● SET EXERCISE:
The records below hold pictures; please leave those out and retype the rest exactly.

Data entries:
Begin

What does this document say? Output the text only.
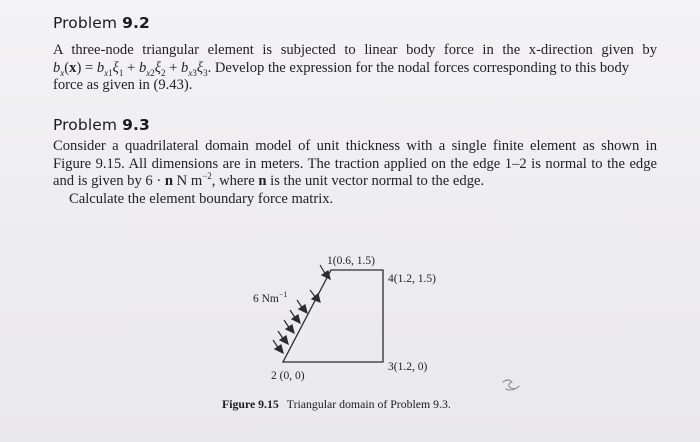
Problem 9.2
A three-node triangular element is subjected to linear body force in the x-direction given by
$b_x(x) = b_{x1}\xi_1 + b_{x2}\xi_2 + b_{x3}\xi_3$. Develop the expression for the nodal forces corresponding to this body
force as given in (9.43).
Problem 9.3
Consider a quadrilateral domain model of unit thickness with a single finite element as shown in
Figure 9.15. All dimensions are in meters. The traction applied on the edge 1–2 is normal to the edge
and is given by 6 · n N $m^{-2}$, where n is the unit vector normal to the edge.
Calculate the element boundary force matrix.
1(0.6, 1.5)
4(1.2, 1.5)
3(1.2, 0)
2 (0, 0)
6 $Nm^{-1}$
Figure 9.15 Triangular domain of Problem 9.3.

End

● FULL SOLUTION:
What does this document say? Output the text only.
Problem 9.2
A three-node triangular element is subjected to linear body force in the x-direction given by
$b_x(x) = b_{x1}\xi_1 + b_{x2}\xi_2 + b_{x3}\xi_3$. Develop the expression for the nodal forces corresponding to this body
force as given in (9.43).
Problem 9.3
Consider a quadrilateral domain model of unit thickness with a single finite element as shown in
Figure 9.15. All dimensions are in meters. The traction applied on the edge 1–2 is normal to the edge
and is given by 6 · n N $m^{-2}$, where n is the unit vector normal to the edge.
Calculate the element boundary force matrix.
1(0.6, 1.5)
4(1.2, 1.5)
3(1.2, 0)
2 (0, 0)
6 $Nm^{-1}$
Figure 9.15 Triangular domain of Problem 9.3.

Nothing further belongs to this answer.